**Work to complete:**
1) Answer these questions about the Keras custom loss post:
(a) What shape does the dummy data array have?
(b) Which optimizer is passed to model.compile?
(c) What error does the comment on the for loop in example 3 report?
2) Reproduce the part of the Keras custom loss post that starts with "labels = np.random.randint(2, size=(1000, 1))" and continues through "loss = np.abs(yTrue-yPred)".

**Supplied passage:**

- - -

Tensor indexing in custom loss function and Tensorflow custom loss function in Keras - loop over tensor and Looping over a tensor because obviously the shape of any tensor can't be inferred when building the graph which is the case for a loss function - shape inference is only possible when evaluating given the data, which is only possible given the graph. Hence I need to tell the custom loss function to do something with particular elements along a certain dimension without knowing the length of the dimension.
(this is the same in all examples)
from keras.models import Sequential
from keras.layers import Dense, Activation
# Generate dummy data
import numpy as np
data = np.random.random((1000, 100))
labels = np.random.randint(2, size=(1000, 1))
model = Sequential()
model.add(Dense(32, activation='relu', input_dim=100))
model.add(Dense(1, activation='sigmoid'))
example 1: nothing special without issue, no custom loss
model.compile(optimizer='rmsprop',
loss='binary_crossentropy',
metrics=['accuracy'])
# Train the model, iterating on the data in batches of 32 samples
model.fit(data, labels, epochs=10, batch_size=32)
(Output omitted, this runs perfectily fine)
example 2: nothing special, with a fairly simple custom loss
def custom_loss(yTrue, yPred):
loss = np.abs(yTrue-yPred)
return loss
model.compile(optimizer='rmsprop',
loss=custom_loss,
metrics=['accuracy'])
# Train the model, iterating on the data in batches of 32 samples
model.fit(data, labels, epochs=10, batch_size=32)
(Output omitted, this runs perfectily fine)
example 3: the issue
def custom_loss(yTrue, yPred):
print(yPred) # Output: Tensor("dense_2/Sigmoid:0", shape=(?, 1), dtype=float32)
n = yPred.shape[0]
for i in range(n): # TypeError: __index__ returned non-int (type NoneType)
loss = np.abs(yTrue[i]-yPred[int(i/2)])
return loss
model.compile(optimizer='rmsprop',
loss=custom_loss,
metrics=['accuracy'])
# Train the model, iterating on the data in batches of 32 samples
model.fit(data, labels, epochs=10, batch_size=32)

- - -

[Recorded data]

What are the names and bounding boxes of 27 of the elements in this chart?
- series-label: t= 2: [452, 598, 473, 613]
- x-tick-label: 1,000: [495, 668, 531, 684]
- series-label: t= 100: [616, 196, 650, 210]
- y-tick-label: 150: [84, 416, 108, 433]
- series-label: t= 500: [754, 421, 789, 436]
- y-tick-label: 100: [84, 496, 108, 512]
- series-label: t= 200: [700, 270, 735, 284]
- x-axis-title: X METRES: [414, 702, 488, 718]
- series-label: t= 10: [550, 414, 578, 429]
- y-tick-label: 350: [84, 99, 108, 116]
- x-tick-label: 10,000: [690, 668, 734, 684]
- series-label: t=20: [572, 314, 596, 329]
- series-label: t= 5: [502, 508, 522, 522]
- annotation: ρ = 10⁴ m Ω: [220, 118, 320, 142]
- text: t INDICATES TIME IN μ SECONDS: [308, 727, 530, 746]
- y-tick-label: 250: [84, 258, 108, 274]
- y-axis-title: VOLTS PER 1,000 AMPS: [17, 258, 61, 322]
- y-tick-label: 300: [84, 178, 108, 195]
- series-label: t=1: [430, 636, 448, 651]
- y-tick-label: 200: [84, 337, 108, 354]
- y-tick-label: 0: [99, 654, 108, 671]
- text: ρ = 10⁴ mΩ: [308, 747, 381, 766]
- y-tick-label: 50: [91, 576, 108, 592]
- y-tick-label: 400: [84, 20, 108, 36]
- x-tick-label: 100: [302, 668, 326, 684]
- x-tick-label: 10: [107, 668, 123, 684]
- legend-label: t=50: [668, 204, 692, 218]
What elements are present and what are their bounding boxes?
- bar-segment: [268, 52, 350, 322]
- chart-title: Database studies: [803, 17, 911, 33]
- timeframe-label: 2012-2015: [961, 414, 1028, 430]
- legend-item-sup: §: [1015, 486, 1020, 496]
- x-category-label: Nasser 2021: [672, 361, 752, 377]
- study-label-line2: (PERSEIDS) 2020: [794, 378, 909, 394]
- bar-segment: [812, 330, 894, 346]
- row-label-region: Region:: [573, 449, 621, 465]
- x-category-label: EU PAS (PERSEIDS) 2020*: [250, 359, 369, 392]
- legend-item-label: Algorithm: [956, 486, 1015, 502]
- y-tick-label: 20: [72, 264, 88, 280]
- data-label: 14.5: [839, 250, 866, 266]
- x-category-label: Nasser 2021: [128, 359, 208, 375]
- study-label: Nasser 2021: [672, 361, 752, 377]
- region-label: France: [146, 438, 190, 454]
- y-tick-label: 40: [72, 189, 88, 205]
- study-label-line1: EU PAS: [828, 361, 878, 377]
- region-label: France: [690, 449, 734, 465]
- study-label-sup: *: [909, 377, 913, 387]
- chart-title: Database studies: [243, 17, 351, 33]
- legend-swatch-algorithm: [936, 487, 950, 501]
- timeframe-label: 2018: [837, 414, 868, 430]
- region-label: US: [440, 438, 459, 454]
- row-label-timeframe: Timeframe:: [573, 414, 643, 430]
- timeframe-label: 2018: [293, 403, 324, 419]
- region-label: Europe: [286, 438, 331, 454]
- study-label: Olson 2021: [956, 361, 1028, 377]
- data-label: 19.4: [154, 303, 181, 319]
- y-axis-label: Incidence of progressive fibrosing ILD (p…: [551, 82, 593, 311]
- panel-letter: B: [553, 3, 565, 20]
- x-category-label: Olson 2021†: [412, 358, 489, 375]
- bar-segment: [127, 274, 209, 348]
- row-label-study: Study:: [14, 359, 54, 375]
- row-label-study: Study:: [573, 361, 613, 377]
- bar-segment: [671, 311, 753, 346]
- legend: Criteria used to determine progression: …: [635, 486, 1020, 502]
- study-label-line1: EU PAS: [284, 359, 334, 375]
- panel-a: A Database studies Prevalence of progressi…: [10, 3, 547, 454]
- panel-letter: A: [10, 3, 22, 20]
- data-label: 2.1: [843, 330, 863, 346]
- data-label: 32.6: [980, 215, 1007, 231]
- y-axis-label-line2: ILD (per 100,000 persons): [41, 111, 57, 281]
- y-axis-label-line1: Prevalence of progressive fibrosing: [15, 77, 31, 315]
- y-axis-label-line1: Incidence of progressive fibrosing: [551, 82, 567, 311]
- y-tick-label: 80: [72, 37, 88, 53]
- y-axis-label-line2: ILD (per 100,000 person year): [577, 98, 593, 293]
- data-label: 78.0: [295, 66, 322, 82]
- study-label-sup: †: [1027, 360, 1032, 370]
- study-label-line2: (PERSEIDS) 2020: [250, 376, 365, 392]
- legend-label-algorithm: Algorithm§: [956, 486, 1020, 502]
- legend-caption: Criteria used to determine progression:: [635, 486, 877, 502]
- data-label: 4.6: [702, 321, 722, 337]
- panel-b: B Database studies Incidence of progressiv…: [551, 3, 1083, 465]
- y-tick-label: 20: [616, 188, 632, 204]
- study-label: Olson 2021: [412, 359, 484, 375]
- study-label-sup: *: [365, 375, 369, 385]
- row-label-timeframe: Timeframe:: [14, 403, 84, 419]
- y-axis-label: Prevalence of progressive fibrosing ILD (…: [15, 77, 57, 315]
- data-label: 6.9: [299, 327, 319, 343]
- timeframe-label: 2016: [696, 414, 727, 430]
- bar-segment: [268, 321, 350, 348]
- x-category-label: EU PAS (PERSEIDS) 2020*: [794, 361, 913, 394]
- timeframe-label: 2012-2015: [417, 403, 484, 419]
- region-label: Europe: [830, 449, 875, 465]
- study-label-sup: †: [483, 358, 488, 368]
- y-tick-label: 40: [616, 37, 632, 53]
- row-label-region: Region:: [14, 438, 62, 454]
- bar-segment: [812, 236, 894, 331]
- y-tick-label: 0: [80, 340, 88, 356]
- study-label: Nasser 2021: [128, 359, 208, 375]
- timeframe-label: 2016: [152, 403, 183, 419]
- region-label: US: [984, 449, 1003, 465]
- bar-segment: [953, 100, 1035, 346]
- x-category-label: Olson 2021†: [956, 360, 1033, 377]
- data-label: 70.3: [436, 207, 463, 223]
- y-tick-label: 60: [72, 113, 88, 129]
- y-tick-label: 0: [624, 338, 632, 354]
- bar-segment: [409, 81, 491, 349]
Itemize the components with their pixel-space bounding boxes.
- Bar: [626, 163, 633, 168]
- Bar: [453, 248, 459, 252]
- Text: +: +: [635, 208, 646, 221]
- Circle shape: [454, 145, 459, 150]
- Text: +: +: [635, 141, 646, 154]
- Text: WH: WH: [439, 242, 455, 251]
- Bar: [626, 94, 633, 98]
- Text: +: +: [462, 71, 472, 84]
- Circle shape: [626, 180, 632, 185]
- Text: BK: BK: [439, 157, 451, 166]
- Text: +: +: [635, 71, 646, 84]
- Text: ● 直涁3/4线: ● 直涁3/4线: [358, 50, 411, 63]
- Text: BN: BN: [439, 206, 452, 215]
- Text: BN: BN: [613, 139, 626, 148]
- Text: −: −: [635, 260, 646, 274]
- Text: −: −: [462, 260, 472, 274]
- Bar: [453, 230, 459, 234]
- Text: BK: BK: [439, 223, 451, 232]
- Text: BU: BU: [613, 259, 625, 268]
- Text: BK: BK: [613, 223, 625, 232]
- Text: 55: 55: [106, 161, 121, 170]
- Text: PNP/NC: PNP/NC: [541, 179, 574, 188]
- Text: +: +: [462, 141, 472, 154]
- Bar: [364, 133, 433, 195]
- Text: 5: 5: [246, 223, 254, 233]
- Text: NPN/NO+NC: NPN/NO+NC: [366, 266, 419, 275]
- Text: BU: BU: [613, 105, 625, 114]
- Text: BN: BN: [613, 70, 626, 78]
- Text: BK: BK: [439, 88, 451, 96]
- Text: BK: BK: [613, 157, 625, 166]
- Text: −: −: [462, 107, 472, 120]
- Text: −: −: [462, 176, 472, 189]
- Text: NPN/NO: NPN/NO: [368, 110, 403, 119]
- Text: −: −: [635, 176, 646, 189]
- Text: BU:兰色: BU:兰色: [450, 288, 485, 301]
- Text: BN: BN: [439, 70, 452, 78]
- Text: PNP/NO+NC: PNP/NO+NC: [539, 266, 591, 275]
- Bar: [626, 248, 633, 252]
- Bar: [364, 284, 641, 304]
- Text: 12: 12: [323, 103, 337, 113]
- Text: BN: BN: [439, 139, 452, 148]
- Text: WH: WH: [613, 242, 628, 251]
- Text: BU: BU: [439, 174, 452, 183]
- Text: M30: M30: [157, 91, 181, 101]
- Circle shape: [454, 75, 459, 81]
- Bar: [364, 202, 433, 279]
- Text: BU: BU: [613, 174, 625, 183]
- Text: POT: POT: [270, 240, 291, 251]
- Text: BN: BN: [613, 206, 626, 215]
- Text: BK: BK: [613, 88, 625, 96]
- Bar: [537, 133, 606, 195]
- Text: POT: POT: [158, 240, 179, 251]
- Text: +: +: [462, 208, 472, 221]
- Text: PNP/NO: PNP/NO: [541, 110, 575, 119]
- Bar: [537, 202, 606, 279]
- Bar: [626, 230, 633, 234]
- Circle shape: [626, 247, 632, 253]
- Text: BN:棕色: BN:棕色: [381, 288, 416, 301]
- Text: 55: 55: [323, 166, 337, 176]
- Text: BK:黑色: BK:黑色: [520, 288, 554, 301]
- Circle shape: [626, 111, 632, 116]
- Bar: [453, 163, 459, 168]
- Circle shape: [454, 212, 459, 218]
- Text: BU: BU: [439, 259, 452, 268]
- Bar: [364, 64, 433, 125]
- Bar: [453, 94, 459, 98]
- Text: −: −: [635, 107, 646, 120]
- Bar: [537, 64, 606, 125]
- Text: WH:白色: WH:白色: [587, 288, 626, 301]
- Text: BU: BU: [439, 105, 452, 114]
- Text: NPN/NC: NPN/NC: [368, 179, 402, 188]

- - -

**Response list:**
1)
(a) (1000, 100)
(b) 'rmsprop'
(c) TypeError: __index__ returned non-int (type NoneType)

2)
labels = np.random.randint(2, size=(1000, 1))
model = Sequential()
model.add(Dense(32, activation='relu', input_dim=100))
model.add(Dense(1, activation='sigmoid'))
example 1: nothing special without issue, no custom loss
model.compile(optimizer='rmsprop',
loss='binary_crossentropy',
metrics=['accuracy'])
# Train the model, iterating on the data in batches of 32 samples
model.fit(data, labels, epochs=10, batch_size=32)
(Output omitted, this runs perfectily fine)
example 2: nothing special, with a fairly simple custom loss
def custom_loss(yTrue, yPred):
loss = np.abs(yTrue-yPred)